Task goal ▸
Output all records precisely as written.

[Data listing]
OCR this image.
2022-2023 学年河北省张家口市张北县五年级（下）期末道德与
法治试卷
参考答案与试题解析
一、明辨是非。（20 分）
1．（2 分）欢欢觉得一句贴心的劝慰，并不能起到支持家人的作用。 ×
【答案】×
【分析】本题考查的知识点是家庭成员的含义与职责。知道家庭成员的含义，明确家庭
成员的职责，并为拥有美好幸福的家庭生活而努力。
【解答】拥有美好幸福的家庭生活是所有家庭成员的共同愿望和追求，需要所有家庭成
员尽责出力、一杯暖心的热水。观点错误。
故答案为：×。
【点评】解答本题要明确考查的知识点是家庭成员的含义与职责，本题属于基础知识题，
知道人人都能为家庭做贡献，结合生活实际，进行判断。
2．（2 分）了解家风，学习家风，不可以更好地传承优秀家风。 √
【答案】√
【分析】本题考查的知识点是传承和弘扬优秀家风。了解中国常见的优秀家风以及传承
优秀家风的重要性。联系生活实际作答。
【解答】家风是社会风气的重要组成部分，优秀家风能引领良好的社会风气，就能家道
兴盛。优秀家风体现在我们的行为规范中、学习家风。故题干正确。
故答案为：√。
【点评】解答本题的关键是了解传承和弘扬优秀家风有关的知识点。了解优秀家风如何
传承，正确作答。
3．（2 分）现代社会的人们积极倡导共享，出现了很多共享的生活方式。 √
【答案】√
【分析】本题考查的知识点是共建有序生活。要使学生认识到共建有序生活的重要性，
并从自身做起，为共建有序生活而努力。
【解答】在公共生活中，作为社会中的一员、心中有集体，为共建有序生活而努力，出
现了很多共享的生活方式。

Solution ▸
OCR this image.
2022-2023 学年河北省张家口市张北县五年级（下）期末道德与
法治试卷
参考答案与试题解析
一、明辨是非。（20 分）
1．（2 分）欢欢觉得一句贴心的劝慰，并不能起到支持家人的作用。 ×
【答案】×
【分析】本题考查的知识点是家庭成员的含义与职责。知道家庭成员的含义，明确家庭
成员的职责，并为拥有美好幸福的家庭生活而努力。
【解答】拥有美好幸福的家庭生活是所有家庭成员的共同愿望和追求，需要所有家庭成
员尽责出力、一杯暖心的热水。观点错误。
故答案为：×。
【点评】解答本题要明确考查的知识点是家庭成员的含义与职责，本题属于基础知识题，
知道人人都能为家庭做贡献，结合生活实际，进行判断。
2．（2 分）了解家风，学习家风，不可以更好地传承优秀家风。 √
【答案】√
【分析】本题考查的知识点是传承和弘扬优秀家风。了解中国常见的优秀家风以及传承
优秀家风的重要性。联系生活实际作答。
【解答】家风是社会风气的重要组成部分，优秀家风能引领良好的社会风气，就能家道
兴盛。优秀家风体现在我们的行为规范中、学习家风。故题干正确。
故答案为：√。
【点评】解答本题的关键是了解传承和弘扬优秀家风有关的知识点。了解优秀家风如何
传承，正确作答。
3．（2 分）现代社会的人们积极倡导共享，出现了很多共享的生活方式。 √
【答案】√
【分析】本题考查的知识点是共建有序生活。要使学生认识到共建有序生活的重要性，
并从自身做起，为共建有序生活而努力。
【解答】在公共生活中，作为社会中的一员、心中有集体，为共建有序生活而努力，出
现了很多共享的生活方式。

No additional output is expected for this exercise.